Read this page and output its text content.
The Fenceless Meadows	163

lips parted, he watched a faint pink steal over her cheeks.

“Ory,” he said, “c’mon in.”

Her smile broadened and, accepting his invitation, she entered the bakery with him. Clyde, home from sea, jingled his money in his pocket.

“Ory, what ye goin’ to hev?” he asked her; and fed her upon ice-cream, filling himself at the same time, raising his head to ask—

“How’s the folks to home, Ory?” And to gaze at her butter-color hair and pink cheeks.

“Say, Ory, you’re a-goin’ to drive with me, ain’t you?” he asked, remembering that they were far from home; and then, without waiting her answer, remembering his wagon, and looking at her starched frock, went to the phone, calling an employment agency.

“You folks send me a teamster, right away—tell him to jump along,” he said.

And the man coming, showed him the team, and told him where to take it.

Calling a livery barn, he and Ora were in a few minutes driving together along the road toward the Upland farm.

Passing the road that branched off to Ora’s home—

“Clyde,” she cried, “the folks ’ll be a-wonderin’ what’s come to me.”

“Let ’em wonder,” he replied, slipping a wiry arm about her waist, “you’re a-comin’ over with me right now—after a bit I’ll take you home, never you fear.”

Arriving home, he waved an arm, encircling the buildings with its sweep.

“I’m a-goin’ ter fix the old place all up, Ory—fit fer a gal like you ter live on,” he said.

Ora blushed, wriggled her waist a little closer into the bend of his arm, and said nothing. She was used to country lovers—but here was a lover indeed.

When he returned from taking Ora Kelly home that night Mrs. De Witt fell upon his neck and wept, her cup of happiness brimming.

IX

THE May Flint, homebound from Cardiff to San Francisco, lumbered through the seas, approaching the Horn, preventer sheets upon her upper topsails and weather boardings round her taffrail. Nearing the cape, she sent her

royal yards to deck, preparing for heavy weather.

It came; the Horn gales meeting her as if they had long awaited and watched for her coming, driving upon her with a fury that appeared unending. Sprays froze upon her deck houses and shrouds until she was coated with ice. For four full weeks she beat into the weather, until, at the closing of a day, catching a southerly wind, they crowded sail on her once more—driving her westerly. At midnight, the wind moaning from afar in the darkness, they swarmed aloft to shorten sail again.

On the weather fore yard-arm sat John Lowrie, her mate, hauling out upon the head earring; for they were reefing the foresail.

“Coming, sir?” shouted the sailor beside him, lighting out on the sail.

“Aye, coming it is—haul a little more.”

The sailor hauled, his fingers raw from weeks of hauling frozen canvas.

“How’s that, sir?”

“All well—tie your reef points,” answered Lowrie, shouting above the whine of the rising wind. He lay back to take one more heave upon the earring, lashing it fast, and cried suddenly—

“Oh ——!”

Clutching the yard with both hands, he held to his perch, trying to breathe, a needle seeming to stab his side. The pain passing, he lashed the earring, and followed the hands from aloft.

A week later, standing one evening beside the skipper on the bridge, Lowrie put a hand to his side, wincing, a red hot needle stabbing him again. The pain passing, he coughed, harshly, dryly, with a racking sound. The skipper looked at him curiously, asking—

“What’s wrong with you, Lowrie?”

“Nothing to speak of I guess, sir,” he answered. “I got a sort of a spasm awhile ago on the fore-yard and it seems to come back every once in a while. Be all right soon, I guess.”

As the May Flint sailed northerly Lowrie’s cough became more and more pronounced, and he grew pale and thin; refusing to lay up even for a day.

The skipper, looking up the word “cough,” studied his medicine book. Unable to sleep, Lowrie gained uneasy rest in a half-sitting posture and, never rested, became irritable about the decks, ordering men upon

───

Report every line containing the word "that" from the listing above.

**RESULT FOR THIS EXERCISE:**
“Say, Ory, you’re a-goin’ to drive with me, ain’t you?” he asked, remembering that they were far from home; and then, without waiting her answer, remembering his wagon, and looking at her starched frock, went to the phone, calling an employment agency.
Passing the road that branched off to Ora’s home—
When he returned from taking Ora Kelly home that night Mrs. De Witt fell upon his neck and wept, her cup of happiness brimming.
It came; the Horn gales meeting her as if they had long awaited and watched for her coming, driving upon her with a fury that appeared unending. Sprays froze upon her deck houses and shrouds until she was coated with ice. For four full weeks she beat into the weather, until, at the closing of a day, catching a southerly wind, they crowded sail on her once more—driving her westerly. At midnight, the wind moaning from afar in the darkness, they swarmed aloft to shorten sail again.
“How’s that, sir?”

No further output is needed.